* start GIVEN DATA *
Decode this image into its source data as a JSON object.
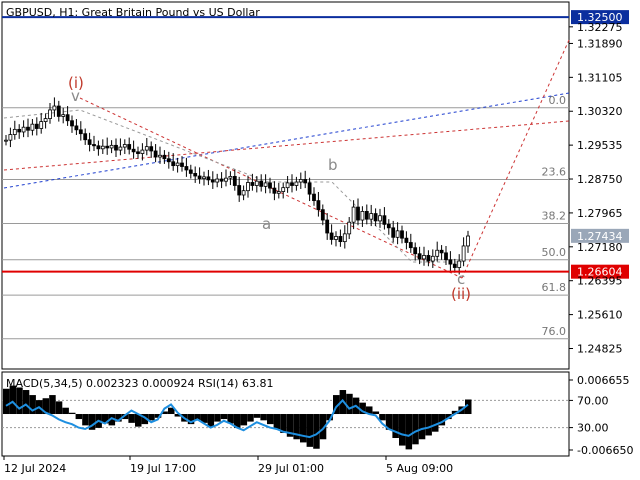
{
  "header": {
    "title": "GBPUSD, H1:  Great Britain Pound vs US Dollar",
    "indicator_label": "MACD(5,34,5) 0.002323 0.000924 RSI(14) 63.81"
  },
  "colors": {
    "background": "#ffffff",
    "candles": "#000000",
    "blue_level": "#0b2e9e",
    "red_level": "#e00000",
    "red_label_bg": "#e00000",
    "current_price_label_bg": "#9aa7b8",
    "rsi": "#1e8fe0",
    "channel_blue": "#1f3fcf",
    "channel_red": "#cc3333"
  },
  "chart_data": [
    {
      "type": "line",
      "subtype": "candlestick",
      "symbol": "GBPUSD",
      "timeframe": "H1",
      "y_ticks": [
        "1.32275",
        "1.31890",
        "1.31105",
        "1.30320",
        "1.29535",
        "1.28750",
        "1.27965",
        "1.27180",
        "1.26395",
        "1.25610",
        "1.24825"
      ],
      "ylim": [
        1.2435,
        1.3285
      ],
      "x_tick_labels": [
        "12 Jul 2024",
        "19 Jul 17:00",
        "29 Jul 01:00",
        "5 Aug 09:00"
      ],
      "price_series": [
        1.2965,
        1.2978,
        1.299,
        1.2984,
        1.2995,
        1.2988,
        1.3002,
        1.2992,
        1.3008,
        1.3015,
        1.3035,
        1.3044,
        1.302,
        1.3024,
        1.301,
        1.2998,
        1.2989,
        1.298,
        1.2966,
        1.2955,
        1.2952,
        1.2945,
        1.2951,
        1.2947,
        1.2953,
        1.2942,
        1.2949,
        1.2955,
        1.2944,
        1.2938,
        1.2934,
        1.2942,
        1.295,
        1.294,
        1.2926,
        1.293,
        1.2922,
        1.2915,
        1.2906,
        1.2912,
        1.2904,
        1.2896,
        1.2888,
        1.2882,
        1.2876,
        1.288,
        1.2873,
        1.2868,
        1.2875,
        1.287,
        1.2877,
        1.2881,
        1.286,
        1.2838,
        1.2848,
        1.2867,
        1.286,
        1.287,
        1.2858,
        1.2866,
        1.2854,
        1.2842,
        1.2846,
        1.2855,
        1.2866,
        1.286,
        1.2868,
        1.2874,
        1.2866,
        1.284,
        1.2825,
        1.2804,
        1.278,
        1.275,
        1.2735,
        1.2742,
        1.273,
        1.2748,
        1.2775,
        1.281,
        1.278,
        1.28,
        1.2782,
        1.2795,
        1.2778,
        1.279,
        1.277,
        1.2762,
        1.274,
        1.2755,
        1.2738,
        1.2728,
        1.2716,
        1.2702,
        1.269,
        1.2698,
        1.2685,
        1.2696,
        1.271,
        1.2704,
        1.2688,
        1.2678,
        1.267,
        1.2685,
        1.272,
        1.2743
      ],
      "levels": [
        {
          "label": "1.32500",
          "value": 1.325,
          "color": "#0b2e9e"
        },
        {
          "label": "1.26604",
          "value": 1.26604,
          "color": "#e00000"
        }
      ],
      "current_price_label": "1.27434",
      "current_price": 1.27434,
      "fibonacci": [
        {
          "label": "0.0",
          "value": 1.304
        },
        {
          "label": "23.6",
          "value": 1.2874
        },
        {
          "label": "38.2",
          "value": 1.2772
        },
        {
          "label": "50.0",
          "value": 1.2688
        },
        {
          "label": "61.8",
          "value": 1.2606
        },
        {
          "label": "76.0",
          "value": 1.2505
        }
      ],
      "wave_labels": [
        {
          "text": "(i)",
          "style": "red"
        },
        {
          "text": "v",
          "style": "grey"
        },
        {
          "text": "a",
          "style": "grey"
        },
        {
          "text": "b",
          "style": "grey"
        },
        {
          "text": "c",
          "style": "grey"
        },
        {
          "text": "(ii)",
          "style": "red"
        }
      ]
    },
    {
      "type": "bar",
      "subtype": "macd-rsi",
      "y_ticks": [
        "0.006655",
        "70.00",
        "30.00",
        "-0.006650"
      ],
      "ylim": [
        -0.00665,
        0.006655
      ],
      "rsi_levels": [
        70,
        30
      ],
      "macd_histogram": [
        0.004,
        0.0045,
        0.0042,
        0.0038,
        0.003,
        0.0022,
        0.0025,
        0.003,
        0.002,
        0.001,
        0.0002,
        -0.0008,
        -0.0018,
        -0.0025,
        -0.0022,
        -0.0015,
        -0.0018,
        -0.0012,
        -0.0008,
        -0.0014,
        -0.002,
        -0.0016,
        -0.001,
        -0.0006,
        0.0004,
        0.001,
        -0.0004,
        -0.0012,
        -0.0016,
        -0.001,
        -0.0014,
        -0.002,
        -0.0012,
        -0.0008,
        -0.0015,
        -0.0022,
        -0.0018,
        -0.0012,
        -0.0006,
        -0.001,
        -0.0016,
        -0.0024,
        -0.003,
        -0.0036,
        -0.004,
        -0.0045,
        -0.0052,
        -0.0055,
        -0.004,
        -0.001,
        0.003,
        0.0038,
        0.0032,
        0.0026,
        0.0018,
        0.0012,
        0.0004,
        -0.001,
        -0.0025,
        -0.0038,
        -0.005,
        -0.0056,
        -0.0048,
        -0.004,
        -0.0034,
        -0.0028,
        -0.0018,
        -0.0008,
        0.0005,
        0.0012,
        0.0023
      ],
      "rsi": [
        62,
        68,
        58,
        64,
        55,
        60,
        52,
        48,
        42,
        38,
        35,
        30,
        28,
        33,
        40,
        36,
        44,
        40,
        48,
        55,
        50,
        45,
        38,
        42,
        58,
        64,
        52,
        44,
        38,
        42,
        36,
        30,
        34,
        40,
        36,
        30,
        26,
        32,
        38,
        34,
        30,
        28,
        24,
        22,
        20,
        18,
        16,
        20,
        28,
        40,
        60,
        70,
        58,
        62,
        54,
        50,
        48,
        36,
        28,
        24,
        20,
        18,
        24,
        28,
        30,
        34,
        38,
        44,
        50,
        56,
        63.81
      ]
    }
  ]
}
* end GIVEN DATA *
● **SET PROBLEM**: Locate and copy each line in the data above that includes the word "text".

● **WRITTEN RESPONSE**:
          "text": "(i)",
          "text": "v",
          "text": "a",
          "text": "b",
          "text": "c",
          "text": "(ii)",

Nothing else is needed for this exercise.